- Task prompt -
Below are the records; collect from them each line containing the string "ноября".

- Task input -
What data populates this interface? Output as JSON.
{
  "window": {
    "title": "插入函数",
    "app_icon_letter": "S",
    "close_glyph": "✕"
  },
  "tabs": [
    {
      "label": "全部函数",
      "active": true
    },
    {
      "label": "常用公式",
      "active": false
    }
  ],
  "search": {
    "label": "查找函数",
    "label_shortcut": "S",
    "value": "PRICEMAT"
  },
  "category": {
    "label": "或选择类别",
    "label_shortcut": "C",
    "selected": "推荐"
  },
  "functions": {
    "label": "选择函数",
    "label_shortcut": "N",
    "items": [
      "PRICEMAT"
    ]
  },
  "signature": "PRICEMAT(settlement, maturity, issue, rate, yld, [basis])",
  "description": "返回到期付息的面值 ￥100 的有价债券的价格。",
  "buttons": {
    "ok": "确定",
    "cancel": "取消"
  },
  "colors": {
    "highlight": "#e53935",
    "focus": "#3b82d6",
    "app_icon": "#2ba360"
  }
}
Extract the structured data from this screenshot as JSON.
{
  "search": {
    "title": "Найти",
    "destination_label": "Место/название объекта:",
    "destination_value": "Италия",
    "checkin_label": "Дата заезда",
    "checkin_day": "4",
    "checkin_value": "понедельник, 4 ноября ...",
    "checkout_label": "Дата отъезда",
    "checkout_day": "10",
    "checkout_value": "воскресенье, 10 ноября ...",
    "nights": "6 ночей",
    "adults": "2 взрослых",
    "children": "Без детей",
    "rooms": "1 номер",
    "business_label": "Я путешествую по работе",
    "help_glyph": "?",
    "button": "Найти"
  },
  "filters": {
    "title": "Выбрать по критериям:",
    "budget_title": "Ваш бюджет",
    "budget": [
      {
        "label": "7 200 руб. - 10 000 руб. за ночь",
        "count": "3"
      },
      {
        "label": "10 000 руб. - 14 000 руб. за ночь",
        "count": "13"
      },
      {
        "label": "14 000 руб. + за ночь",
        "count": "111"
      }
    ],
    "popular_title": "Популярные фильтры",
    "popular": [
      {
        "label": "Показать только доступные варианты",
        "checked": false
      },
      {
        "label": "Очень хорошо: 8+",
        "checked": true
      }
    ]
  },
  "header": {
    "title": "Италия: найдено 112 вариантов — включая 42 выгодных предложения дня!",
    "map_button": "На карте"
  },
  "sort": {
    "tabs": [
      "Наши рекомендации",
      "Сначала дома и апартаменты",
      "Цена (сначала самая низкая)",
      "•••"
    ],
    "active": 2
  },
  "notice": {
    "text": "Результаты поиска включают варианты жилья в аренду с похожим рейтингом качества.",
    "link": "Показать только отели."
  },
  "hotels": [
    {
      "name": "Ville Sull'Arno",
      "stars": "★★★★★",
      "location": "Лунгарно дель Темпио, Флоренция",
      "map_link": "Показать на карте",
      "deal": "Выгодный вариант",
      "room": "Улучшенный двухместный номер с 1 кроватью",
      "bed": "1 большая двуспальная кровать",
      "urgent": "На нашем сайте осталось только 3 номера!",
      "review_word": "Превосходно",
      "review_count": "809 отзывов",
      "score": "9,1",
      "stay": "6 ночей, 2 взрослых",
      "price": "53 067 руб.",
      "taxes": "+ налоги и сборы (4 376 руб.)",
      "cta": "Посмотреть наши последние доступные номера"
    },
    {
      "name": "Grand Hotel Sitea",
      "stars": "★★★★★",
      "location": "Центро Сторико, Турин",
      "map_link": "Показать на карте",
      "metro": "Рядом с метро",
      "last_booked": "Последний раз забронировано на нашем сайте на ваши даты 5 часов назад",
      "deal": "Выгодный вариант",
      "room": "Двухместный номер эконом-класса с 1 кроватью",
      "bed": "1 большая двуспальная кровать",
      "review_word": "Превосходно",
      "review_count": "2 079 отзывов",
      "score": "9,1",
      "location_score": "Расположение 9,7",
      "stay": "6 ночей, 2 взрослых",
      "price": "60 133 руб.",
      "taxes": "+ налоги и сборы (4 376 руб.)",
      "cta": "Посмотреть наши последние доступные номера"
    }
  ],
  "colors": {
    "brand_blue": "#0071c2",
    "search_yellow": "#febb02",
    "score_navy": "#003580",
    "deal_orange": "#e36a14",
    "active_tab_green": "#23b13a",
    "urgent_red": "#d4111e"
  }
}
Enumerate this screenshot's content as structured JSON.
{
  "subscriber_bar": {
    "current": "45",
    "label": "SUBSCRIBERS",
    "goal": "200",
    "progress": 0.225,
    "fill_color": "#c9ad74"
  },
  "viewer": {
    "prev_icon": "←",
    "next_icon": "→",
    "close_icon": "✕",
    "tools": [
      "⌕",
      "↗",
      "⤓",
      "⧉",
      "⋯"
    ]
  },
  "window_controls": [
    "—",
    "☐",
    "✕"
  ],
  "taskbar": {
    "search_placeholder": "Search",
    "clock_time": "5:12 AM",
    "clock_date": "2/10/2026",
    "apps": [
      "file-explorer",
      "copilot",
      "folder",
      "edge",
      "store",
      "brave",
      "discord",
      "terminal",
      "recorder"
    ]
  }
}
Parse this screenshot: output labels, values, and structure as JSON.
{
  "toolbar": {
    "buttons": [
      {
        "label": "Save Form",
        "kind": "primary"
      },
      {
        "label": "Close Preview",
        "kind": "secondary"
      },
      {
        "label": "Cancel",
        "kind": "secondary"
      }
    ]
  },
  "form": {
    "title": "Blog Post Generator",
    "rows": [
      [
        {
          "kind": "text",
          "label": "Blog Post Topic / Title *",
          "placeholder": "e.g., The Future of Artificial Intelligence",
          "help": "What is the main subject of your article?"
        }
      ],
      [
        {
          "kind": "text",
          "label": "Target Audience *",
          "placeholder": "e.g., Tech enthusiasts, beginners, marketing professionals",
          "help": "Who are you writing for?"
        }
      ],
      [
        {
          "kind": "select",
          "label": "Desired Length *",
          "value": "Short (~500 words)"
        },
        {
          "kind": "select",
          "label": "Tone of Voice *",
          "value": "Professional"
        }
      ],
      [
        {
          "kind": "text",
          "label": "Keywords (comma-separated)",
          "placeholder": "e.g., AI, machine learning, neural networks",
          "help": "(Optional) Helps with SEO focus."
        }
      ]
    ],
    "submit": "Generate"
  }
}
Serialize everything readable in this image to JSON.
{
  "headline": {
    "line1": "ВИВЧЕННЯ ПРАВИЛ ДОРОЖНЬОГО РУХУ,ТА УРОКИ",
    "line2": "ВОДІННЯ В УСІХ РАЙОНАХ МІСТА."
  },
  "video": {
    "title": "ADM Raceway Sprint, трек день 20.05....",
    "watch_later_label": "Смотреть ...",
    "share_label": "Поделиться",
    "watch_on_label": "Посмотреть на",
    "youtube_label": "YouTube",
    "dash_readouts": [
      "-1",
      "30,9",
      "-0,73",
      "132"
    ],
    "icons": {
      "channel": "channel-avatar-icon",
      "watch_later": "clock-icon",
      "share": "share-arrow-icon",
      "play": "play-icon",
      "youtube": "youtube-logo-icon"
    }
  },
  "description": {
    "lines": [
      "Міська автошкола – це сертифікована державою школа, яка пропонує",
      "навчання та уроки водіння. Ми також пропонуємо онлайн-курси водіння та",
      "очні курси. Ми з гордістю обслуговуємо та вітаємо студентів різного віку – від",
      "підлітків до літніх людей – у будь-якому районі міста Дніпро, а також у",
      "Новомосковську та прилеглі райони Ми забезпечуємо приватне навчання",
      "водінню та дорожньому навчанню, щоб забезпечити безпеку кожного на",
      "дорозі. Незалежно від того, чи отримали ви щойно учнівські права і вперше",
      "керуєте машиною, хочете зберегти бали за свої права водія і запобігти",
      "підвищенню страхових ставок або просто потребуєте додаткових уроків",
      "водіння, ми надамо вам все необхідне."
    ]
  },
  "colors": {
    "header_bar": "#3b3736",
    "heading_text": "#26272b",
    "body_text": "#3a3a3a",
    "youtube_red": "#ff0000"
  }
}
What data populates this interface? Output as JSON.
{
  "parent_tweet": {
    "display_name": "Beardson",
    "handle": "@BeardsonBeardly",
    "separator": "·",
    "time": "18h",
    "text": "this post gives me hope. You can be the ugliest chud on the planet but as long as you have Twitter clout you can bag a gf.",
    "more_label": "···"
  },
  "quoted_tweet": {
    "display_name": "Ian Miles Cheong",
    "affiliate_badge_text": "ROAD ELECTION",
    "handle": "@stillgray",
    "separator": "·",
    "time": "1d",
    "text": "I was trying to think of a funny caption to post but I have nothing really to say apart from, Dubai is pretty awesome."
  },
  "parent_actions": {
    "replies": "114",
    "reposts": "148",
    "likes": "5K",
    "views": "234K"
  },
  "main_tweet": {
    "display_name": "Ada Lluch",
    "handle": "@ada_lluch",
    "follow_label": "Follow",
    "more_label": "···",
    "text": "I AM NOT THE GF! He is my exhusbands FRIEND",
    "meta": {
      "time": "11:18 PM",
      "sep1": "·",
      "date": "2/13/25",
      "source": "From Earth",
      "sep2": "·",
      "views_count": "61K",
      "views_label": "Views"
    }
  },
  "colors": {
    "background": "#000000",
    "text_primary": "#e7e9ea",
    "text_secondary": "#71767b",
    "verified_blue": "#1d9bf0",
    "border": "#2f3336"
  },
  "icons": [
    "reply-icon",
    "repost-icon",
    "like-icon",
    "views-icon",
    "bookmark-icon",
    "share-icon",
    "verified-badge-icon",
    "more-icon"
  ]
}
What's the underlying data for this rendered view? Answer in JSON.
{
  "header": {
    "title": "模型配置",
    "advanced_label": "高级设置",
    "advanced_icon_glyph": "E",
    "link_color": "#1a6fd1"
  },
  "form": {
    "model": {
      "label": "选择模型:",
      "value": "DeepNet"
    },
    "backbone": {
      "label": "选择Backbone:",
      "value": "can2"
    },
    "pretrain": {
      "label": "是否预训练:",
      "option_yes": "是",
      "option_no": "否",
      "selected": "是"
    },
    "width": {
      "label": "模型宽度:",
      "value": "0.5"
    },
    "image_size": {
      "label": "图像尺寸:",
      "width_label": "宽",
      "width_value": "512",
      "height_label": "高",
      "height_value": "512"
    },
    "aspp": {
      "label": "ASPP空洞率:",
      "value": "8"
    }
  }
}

- Task answer -
    "checkin_value": "понедельник, 4 ноября ...",
    "checkout_value": "воскресенье, 10 ноября ...",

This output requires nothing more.